● RECORDED INFORMATION

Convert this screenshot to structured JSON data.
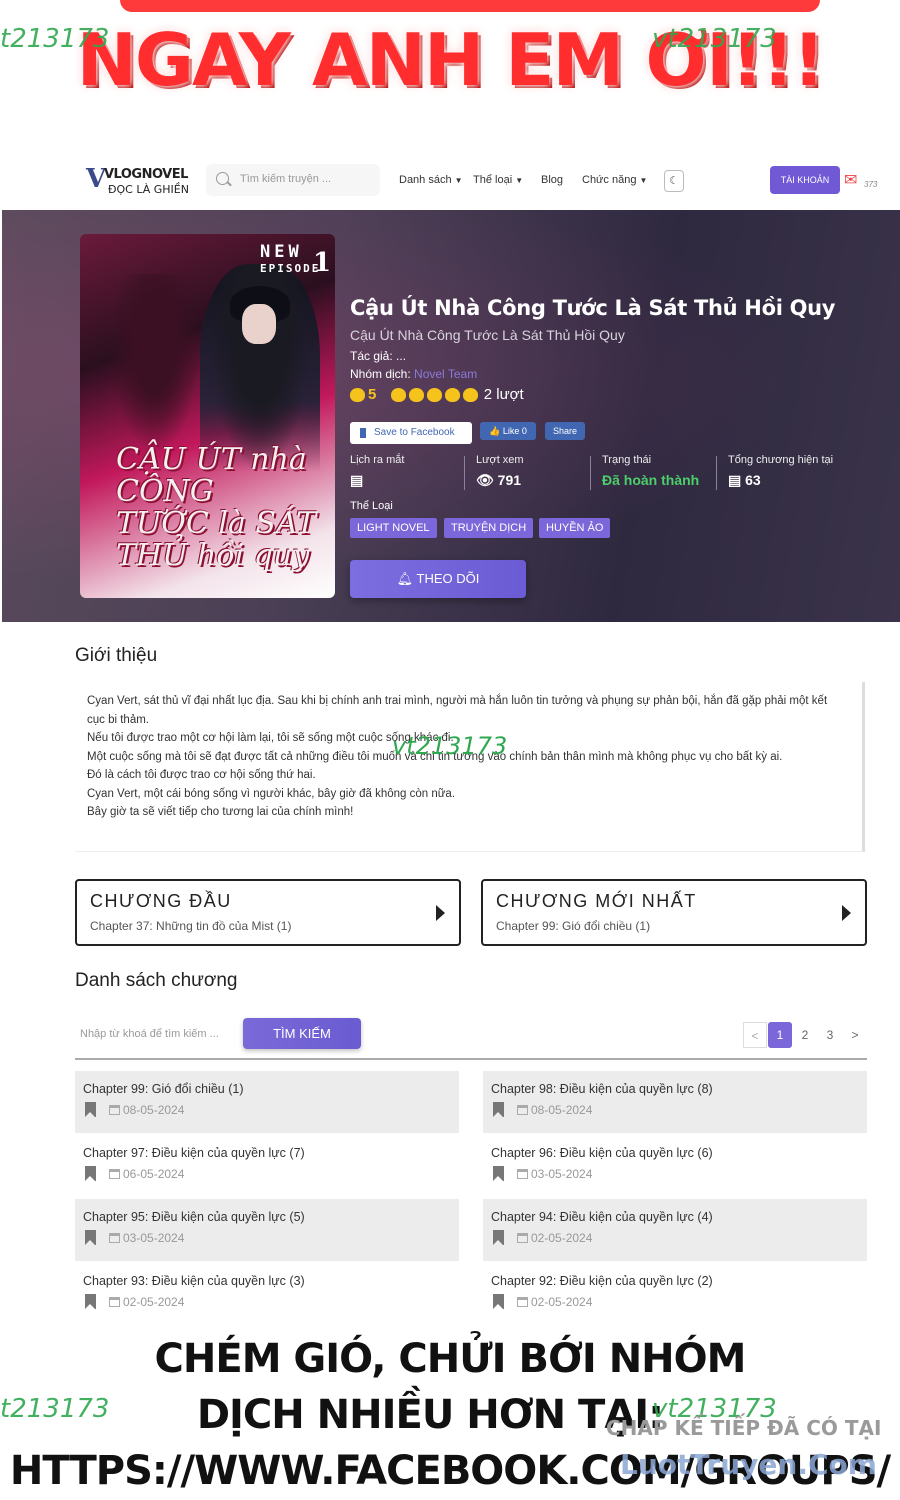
{
  "top_banner": {
    "text": "NGAY ANH EM ƠI!!!"
  },
  "watermarks": {
    "text": "vt213173",
    "left_text": "t213173"
  },
  "nav": {
    "logo_line1": "VLOGNOVEL",
    "logo_line2": "ĐỌC LÀ GHIỀN",
    "search_placeholder": "Tìm kiếm truyện ...",
    "menu": [
      "Danh sách",
      "Thể loại",
      "Blog",
      "Chức năng"
    ],
    "account_label": "TÀI KHOẢN",
    "notification_count": "373"
  },
  "hero": {
    "cover": {
      "badge_top": "NEW",
      "badge_bottom": "EPISODE",
      "badge_num": "1",
      "title_text": "CẬU ÚT nhà CÔNG TƯỚC là SÁT THỦ hồi quy"
    },
    "title": "Cậu Út Nhà Công Tước Là Sát Thủ Hồi Quy",
    "subtitle": "Cậu Út Nhà Công Tước Là Sát Thủ Hồi Quy",
    "author_label": "Tác giả: ...",
    "team_label": "Nhóm dịch:",
    "team_name": "Novel Team",
    "rating_value": "5",
    "rating_stars": 5,
    "rating_count": "2 lượt",
    "fb_save": "Save to Facebook",
    "fb_like": "Like 0",
    "fb_share": "Share",
    "stats": [
      {
        "label": "Lịch ra mắt",
        "value": ""
      },
      {
        "label": "Lượt xem",
        "value": "791"
      },
      {
        "label": "Trạng thái",
        "value": "Đã hoàn thành"
      },
      {
        "label": "Tổng chương hiện tại",
        "value": "63"
      }
    ],
    "genre_label": "Thể Loại",
    "genres": [
      "LIGHT NOVEL",
      "TRUYỆN DỊCH",
      "HUYỀN ẢO"
    ],
    "follow_label": "THEO DÕI"
  },
  "intro": {
    "title": "Giới thiệu",
    "paragraphs": [
      "Cyan Vert, sát thủ vĩ đại nhất lục địa. Sau khi bị chính anh trai mình, người mà hắn luôn tin tưởng và phụng sự phản bội, hắn đã gặp phải một kết cục bi thảm.",
      "Nếu tôi được trao một cơ hội làm lại, tôi sẽ sống một cuộc sống khác đi.",
      "Một cuộc sống mà tôi sẽ đạt được tất cả những điều tôi muốn và chỉ tin tưởng vào chính bản thân mình mà không phục vụ cho bất kỳ ai.",
      "Đó là cách tôi được trao cơ hội sống thứ hai.",
      "Cyan Vert, một cái bóng sống vì người khác, bây giờ đã không còn nữa.",
      "Bây giờ ta sẽ viết tiếp cho tương lai của chính mình!"
    ]
  },
  "first_chapter": {
    "title": "CHƯƠNG ĐẦU",
    "sub": "Chapter 37: Những tin đồ của Mist (1)"
  },
  "latest_chapter": {
    "title": "CHƯƠNG MỚI NHẤT",
    "sub": "Chapter 99: Gió đổi chiều (1)"
  },
  "chapter_list": {
    "title": "Danh sách chương",
    "search_placeholder": "Nhập từ khoá để tìm kiếm ...",
    "search_button": "TÌM KIẾM",
    "pages": [
      "<",
      "1",
      "2",
      "3",
      ">"
    ],
    "active_page": "1",
    "rows": [
      {
        "title": "Chapter 99: Gió đổi chiều (1)",
        "date": "08-05-2024"
      },
      {
        "title": "Chapter 98: Điều kiện của quyền lực (8)",
        "date": "08-05-2024"
      },
      {
        "title": "Chapter 97: Điều kiện của quyền lực (7)",
        "date": "06-05-2024"
      },
      {
        "title": "Chapter 96: Điều kiện của quyền lực (6)",
        "date": "03-05-2024"
      },
      {
        "title": "Chapter 95: Điều kiện của quyền lực (5)",
        "date": "03-05-2024"
      },
      {
        "title": "Chapter 94: Điều kiện của quyền lực (4)",
        "date": "02-05-2024"
      },
      {
        "title": "Chapter 93: Điều kiện của quyền lực (3)",
        "date": "02-05-2024"
      },
      {
        "title": "Chapter 92: Điều kiện của quyền lực (2)",
        "date": "02-05-2024"
      }
    ]
  },
  "bottom_banner": {
    "line1": "CHÉM GIÓ, CHỬI BỚI NHÓM",
    "line2": "DỊCH NHIỀU HƠN TẠI:",
    "line3": "HTTPS://WWW.FACEBOOK.COM/GROUPS/",
    "next_chapter": "CHAP KẾ TIẾP ĐÃ CÓ TẠI",
    "site_logo": "LuotTruyen.Com"
  },
  "colors": {
    "accent": "#7b67d9",
    "banner_red": "#ff2d2d",
    "status_green": "#4ccf6a",
    "rating_gold": "#f6c21c",
    "watermark_green": "#2fa84f"
  }
}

● OBJECTIVE
Leave out the pictures and output every record above precisely as given.

● SOLUTION FOR THIS TASK
Convert this screenshot to structured JSON data.
{
  "top_banner": {
    "text": "NGAY ANH EM ƠI!!!"
  },
  "watermarks": {
    "text": "vt213173",
    "left_text": "t213173"
  },
  "nav": {
    "logo_line1": "VLOGNOVEL",
    "logo_line2": "ĐỌC LÀ GHIỀN",
    "search_placeholder": "Tìm kiếm truyện ...",
    "menu": [
      "Danh sách",
      "Thể loại",
      "Blog",
      "Chức năng"
    ],
    "account_label": "TÀI KHOẢN",
    "notification_count": "373"
  },
  "hero": {
    "cover": {
      "badge_top": "NEW",
      "badge_bottom": "EPISODE",
      "badge_num": "1",
      "title_text": "CẬU ÚT nhà CÔNG TƯỚC là SÁT THỦ hồi quy"
    },
    "title": "Cậu Út Nhà Công Tước Là Sát Thủ Hồi Quy",
    "subtitle": "Cậu Út Nhà Công Tước Là Sát Thủ Hồi Quy",
    "author_label": "Tác giả: ...",
    "team_label": "Nhóm dịch:",
    "team_name": "Novel Team",
    "rating_value": "5",
    "rating_stars": 5,
    "rating_count": "2 lượt",
    "fb_save": "Save to Facebook",
    "fb_like": "Like 0",
    "fb_share": "Share",
    "stats": [
      {
        "label": "Lịch ra mắt",
        "value": ""
      },
      {
        "label": "Lượt xem",
        "value": "791"
      },
      {
        "label": "Trạng thái",
        "value": "Đã hoàn thành"
      },
      {
        "label": "Tổng chương hiện tại",
        "value": "63"
      }
    ],
    "genre_label": "Thể Loại",
    "genres": [
      "LIGHT NOVEL",
      "TRUYỆN DỊCH",
      "HUYỀN ẢO"
    ],
    "follow_label": "THEO DÕI"
  },
  "intro": {
    "title": "Giới thiệu",
    "paragraphs": [
      "Cyan Vert, sát thủ vĩ đại nhất lục địa. Sau khi bị chính anh trai mình, người mà hắn luôn tin tưởng và phụng sự phản bội, hắn đã gặp phải một kết cục bi thảm.",
      "Nếu tôi được trao một cơ hội làm lại, tôi sẽ sống một cuộc sống khác đi.",
      "Một cuộc sống mà tôi sẽ đạt được tất cả những điều tôi muốn và chỉ tin tưởng vào chính bản thân mình mà không phục vụ cho bất kỳ ai.",
      "Đó là cách tôi được trao cơ hội sống thứ hai.",
      "Cyan Vert, một cái bóng sống vì người khác, bây giờ đã không còn nữa.",
      "Bây giờ ta sẽ viết tiếp cho tương lai của chính mình!"
    ]
  },
  "first_chapter": {
    "title": "CHƯƠNG ĐẦU",
    "sub": "Chapter 37: Những tin đồ của Mist (1)"
  },
  "latest_chapter": {
    "title": "CHƯƠNG MỚI NHẤT",
    "sub": "Chapter 99: Gió đổi chiều (1)"
  },
  "chapter_list": {
    "title": "Danh sách chương",
    "search_placeholder": "Nhập từ khoá để tìm kiếm ...",
    "search_button": "TÌM KIẾM",
    "pages": [
      "<",
      "1",
      "2",
      "3",
      ">"
    ],
    "active_page": "1",
    "rows": [
      {
        "title": "Chapter 99: Gió đổi chiều (1)",
        "date": "08-05-2024"
      },
      {
        "title": "Chapter 98: Điều kiện của quyền lực (8)",
        "date": "08-05-2024"
      },
      {
        "title": "Chapter 97: Điều kiện của quyền lực (7)",
        "date": "06-05-2024"
      },
      {
        "title": "Chapter 96: Điều kiện của quyền lực (6)",
        "date": "03-05-2024"
      },
      {
        "title": "Chapter 95: Điều kiện của quyền lực (5)",
        "date": "03-05-2024"
      },
      {
        "title": "Chapter 94: Điều kiện của quyền lực (4)",
        "date": "02-05-2024"
      },
      {
        "title": "Chapter 93: Điều kiện của quyền lực (3)",
        "date": "02-05-2024"
      },
      {
        "title": "Chapter 92: Điều kiện của quyền lực (2)",
        "date": "02-05-2024"
      }
    ]
  },
  "bottom_banner": {
    "line1": "CHÉM GIÓ, CHỬI BỚI NHÓM",
    "line2": "DỊCH NHIỀU HƠN TẠI:",
    "line3": "HTTPS://WWW.FACEBOOK.COM/GROUPS/",
    "next_chapter": "CHAP KẾ TIẾP ĐÃ CÓ TẠI",
    "site_logo": "LuotTruyen.Com"
  },
  "colors": {
    "accent": "#7b67d9",
    "banner_red": "#ff2d2d",
    "status_green": "#4ccf6a",
    "rating_gold": "#f6c21c",
    "watermark_green": "#2fa84f"
  }
}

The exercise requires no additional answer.